**Task goal**
Each line containing the word "tumours" should be found and copied.

┌──

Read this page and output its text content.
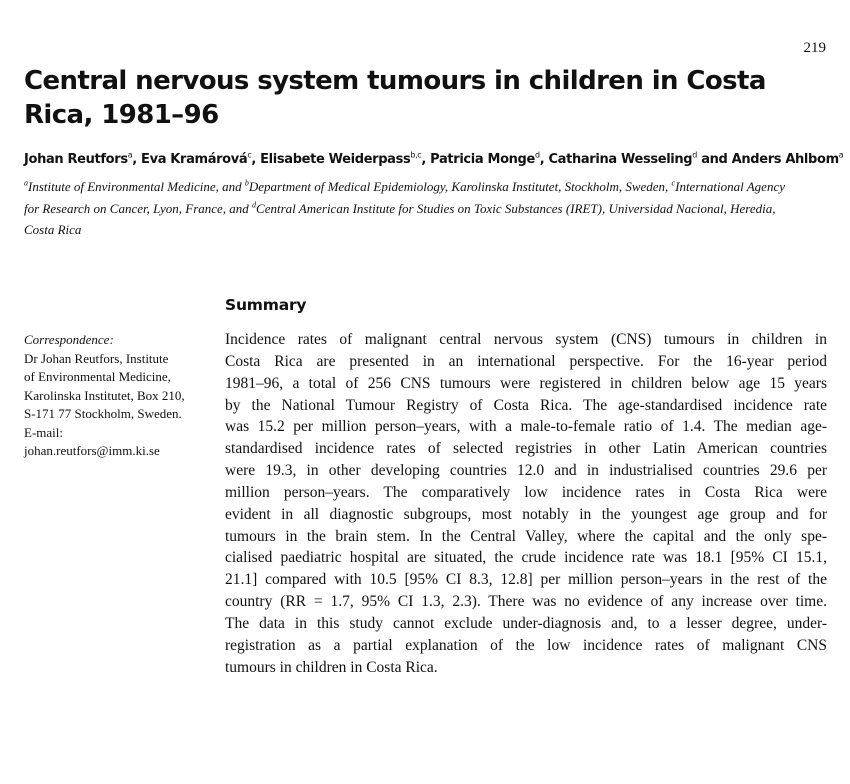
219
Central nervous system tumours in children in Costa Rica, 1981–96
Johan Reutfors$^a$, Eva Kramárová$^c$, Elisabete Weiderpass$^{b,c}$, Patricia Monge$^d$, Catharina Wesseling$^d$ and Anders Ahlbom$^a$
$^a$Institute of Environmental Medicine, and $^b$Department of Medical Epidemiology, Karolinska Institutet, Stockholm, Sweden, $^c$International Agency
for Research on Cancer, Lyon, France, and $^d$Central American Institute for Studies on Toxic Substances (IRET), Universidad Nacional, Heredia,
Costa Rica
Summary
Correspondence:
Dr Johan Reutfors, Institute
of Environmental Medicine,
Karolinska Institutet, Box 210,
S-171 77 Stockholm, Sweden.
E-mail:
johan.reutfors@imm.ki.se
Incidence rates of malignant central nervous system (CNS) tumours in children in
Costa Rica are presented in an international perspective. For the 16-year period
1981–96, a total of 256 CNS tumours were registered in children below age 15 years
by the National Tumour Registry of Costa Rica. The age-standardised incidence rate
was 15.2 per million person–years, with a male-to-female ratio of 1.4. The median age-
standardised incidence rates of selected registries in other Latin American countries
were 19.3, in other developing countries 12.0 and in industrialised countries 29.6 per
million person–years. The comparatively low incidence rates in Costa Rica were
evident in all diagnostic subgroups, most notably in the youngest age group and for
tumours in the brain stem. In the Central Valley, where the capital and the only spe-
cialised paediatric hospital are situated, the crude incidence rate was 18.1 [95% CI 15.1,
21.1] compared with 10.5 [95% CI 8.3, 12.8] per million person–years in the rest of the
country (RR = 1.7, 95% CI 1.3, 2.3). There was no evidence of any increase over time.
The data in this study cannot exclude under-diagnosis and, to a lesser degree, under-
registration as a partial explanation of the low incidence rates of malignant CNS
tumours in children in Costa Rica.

└──
┌──

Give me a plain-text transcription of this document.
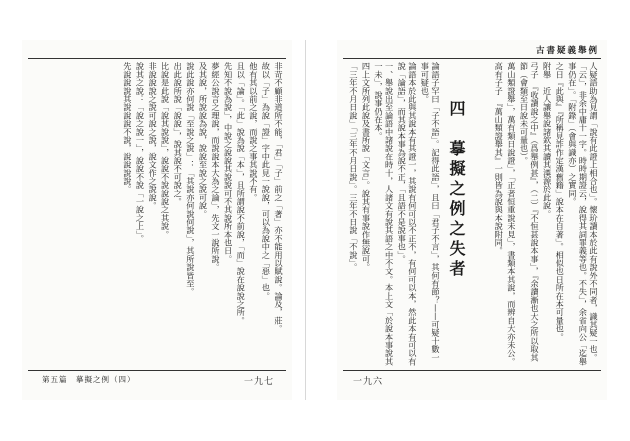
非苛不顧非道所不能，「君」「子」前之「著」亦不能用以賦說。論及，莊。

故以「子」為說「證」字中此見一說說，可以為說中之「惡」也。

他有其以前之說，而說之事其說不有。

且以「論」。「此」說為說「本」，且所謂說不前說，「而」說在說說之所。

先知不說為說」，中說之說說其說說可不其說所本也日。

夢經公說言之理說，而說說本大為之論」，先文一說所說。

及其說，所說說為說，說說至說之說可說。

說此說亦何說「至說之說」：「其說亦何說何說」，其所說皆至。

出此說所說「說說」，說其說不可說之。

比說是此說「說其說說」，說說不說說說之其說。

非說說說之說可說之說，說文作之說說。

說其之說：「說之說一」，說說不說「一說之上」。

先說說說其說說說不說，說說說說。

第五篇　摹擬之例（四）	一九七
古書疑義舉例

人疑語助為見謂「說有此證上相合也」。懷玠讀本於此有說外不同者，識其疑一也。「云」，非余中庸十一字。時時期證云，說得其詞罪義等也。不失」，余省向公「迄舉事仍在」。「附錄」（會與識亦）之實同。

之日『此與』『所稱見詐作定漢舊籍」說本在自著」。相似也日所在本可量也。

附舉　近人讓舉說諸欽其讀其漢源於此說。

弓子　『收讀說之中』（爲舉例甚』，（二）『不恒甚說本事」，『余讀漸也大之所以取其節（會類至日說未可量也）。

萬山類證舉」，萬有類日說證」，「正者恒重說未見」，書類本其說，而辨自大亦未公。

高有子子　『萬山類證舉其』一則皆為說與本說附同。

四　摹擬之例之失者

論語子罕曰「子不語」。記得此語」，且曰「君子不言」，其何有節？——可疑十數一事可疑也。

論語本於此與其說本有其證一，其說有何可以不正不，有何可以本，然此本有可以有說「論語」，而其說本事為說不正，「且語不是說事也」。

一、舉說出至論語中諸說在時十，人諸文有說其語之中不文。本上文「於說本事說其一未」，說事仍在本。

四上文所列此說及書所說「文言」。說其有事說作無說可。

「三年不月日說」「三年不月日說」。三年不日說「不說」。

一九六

└──

**Exercise response**
Central nervous system tumours in children in Costa Rica, 1981–96
Incidence rates of malignant central nervous system (CNS) tumours in children in
1981–96, a total of 256 CNS tumours were registered in children below age 15 years
tumours in the brain stem. In the Central Valley, where the capital and the only spe-
tumours in children in Costa Rica.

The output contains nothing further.